■ **EXERCISE**
Return every line below as is, leaving out the pictures.

■ **DATA**
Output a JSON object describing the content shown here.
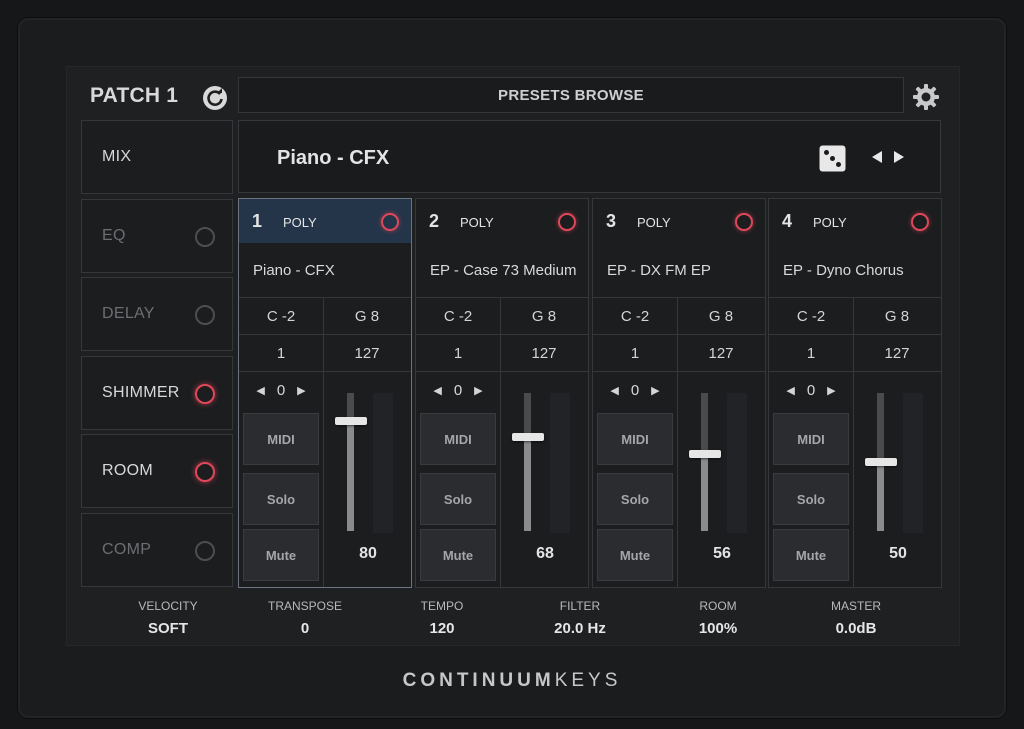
{
  "patch": {
    "title": "PATCH 1"
  },
  "presets": {
    "browse_label": "PRESETS BROWSE",
    "current_name": "Piano - CFX"
  },
  "sidebar": {
    "items": [
      {
        "label": "MIX",
        "enabled": true
      },
      {
        "label": "EQ",
        "enabled": false
      },
      {
        "label": "DELAY",
        "enabled": false
      },
      {
        "label": "SHIMMER",
        "enabled": true
      },
      {
        "label": "ROOM",
        "enabled": true
      },
      {
        "label": "COMP",
        "enabled": false
      }
    ]
  },
  "channels": [
    {
      "num": "1",
      "mode": "POLY",
      "instrument": "Piano - CFX",
      "low_note": "C -2",
      "high_note": "G 8",
      "min_vel": "1",
      "max_vel": "127",
      "transpose": "0",
      "midi": "MIDI",
      "solo": "Solo",
      "mute": "Mute",
      "level": "80",
      "level_value": 80,
      "selected": true
    },
    {
      "num": "2",
      "mode": "POLY",
      "instrument": "EP - Case 73 Medium",
      "low_note": "C -2",
      "high_note": "G 8",
      "min_vel": "1",
      "max_vel": "127",
      "transpose": "0",
      "midi": "MIDI",
      "solo": "Solo",
      "mute": "Mute",
      "level": "68",
      "level_value": 68,
      "selected": false
    },
    {
      "num": "3",
      "mode": "POLY",
      "instrument": "EP - DX FM EP",
      "low_note": "C -2",
      "high_note": "G 8",
      "min_vel": "1",
      "max_vel": "127",
      "transpose": "0",
      "midi": "MIDI",
      "solo": "Solo",
      "mute": "Mute",
      "level": "56",
      "level_value": 56,
      "selected": false
    },
    {
      "num": "4",
      "mode": "POLY",
      "instrument": "EP - Dyno Chorus",
      "low_note": "C -2",
      "high_note": "G 8",
      "min_vel": "1",
      "max_vel": "127",
      "transpose": "0",
      "midi": "MIDI",
      "solo": "Solo",
      "mute": "Mute",
      "level": "50",
      "level_value": 50,
      "selected": false
    }
  ],
  "stats": [
    {
      "label": "VELOCITY",
      "value": "SOFT"
    },
    {
      "label": "TRANSPOSE",
      "value": "0"
    },
    {
      "label": "TEMPO",
      "value": "120"
    },
    {
      "label": "FILTER",
      "value": "20.0 Hz"
    },
    {
      "label": "ROOM",
      "value": "100%"
    },
    {
      "label": "MASTER",
      "value": "0.0dB"
    }
  ],
  "brand": {
    "strong": "CONTINUUM",
    "light": "KEYS"
  },
  "colors": {
    "active_ring": "#e0485a",
    "selected_header": "#24354a",
    "panel": "#1f2022"
  },
  "icons": [
    "refresh-icon",
    "gear-icon",
    "dice-icon",
    "arrow-left-icon",
    "arrow-right-icon"
  ]
}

■ **SOLVED EXERCISE**
Output a JSON object describing the content shown here.
{
  "patch": {
    "title": "PATCH 1"
  },
  "presets": {
    "browse_label": "PRESETS BROWSE",
    "current_name": "Piano - CFX"
  },
  "sidebar": {
    "items": [
      {
        "label": "MIX",
        "enabled": true
      },
      {
        "label": "EQ",
        "enabled": false
      },
      {
        "label": "DELAY",
        "enabled": false
      },
      {
        "label": "SHIMMER",
        "enabled": true
      },
      {
        "label": "ROOM",
        "enabled": true
      },
      {
        "label": "COMP",
        "enabled": false
      }
    ]
  },
  "channels": [
    {
      "num": "1",
      "mode": "POLY",
      "instrument": "Piano - CFX",
      "low_note": "C -2",
      "high_note": "G 8",
      "min_vel": "1",
      "max_vel": "127",
      "transpose": "0",
      "midi": "MIDI",
      "solo": "Solo",
      "mute": "Mute",
      "level": "80",
      "level_value": 80,
      "selected": true
    },
    {
      "num": "2",
      "mode": "POLY",
      "instrument": "EP - Case 73 Medium",
      "low_note": "C -2",
      "high_note": "G 8",
      "min_vel": "1",
      "max_vel": "127",
      "transpose": "0",
      "midi": "MIDI",
      "solo": "Solo",
      "mute": "Mute",
      "level": "68",
      "level_value": 68,
      "selected": false
    },
    {
      "num": "3",
      "mode": "POLY",
      "instrument": "EP - DX FM EP",
      "low_note": "C -2",
      "high_note": "G 8",
      "min_vel": "1",
      "max_vel": "127",
      "transpose": "0",
      "midi": "MIDI",
      "solo": "Solo",
      "mute": "Mute",
      "level": "56",
      "level_value": 56,
      "selected": false
    },
    {
      "num": "4",
      "mode": "POLY",
      "instrument": "EP - Dyno Chorus",
      "low_note": "C -2",
      "high_note": "G 8",
      "min_vel": "1",
      "max_vel": "127",
      "transpose": "0",
      "midi": "MIDI",
      "solo": "Solo",
      "mute": "Mute",
      "level": "50",
      "level_value": 50,
      "selected": false
    }
  ],
  "stats": [
    {
      "label": "VELOCITY",
      "value": "SOFT"
    },
    {
      "label": "TRANSPOSE",
      "value": "0"
    },
    {
      "label": "TEMPO",
      "value": "120"
    },
    {
      "label": "FILTER",
      "value": "20.0 Hz"
    },
    {
      "label": "ROOM",
      "value": "100%"
    },
    {
      "label": "MASTER",
      "value": "0.0dB"
    }
  ],
  "brand": {
    "strong": "CONTINUUM",
    "light": "KEYS"
  },
  "colors": {
    "active_ring": "#e0485a",
    "selected_header": "#24354a",
    "panel": "#1f2022"
  },
  "icons": [
    "refresh-icon",
    "gear-icon",
    "dice-icon",
    "arrow-left-icon",
    "arrow-right-icon"
  ]
}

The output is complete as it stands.